* Exercise *
State how many lines in the listing below include the word "wheels". Give nothing but the number.
***** Given records
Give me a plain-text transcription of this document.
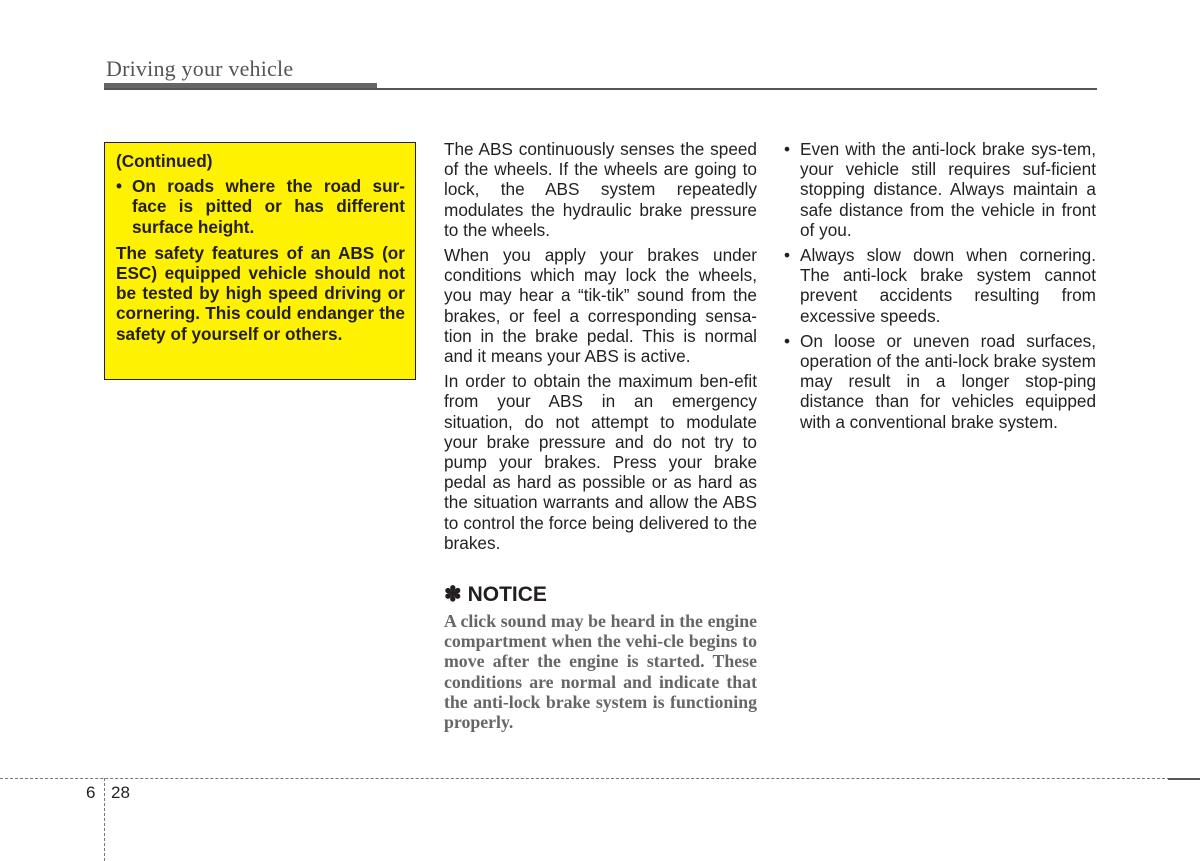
Driving your vehicle

(Continued)

• On roads where the road sur-face is pitted or has different surface height.

The safety features of an ABS (or ESC) equipped vehicle should not be tested by high speed driving or cornering. This could endanger the safety of yourself or others.

The ABS continuously senses the speed of the wheels. If the wheels are going to lock, the ABS system repeatedly modulates the hydraulic brake pressure to the wheels.

When you apply your brakes under conditions which may lock the wheels, you may hear a “tik-tik” sound from the brakes, or feel a corresponding sensa-tion in the brake pedal. This is normal and it means your ABS is active.

In order to obtain the maximum ben-efit from your ABS in an emergency situation, do not attempt to modulate your brake pressure and do not try to pump your brakes. Press your brake pedal as hard as possible or as hard as the situation warrants and allow the ABS to control the force being delivered to the brakes.

✽ NOTICE

A click sound may be heard in the engine compartment when the vehi-cle begins to move after the engine is started. These conditions are normal and indicate that the anti-lock brake system is functioning properly.

• Even with the anti-lock brake sys-tem, your vehicle still requires suf-ficient stopping distance. Always maintain a safe distance from the vehicle in front of you.

• Always slow down when cornering. The anti-lock brake system cannot prevent accidents resulting from excessive speeds.

• On loose or uneven road surfaces, operation of the anti-lock brake system may result in a longer stop-ping distance than for vehicles equipped with a conventional brake system.

6 28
**********
* Solution *
2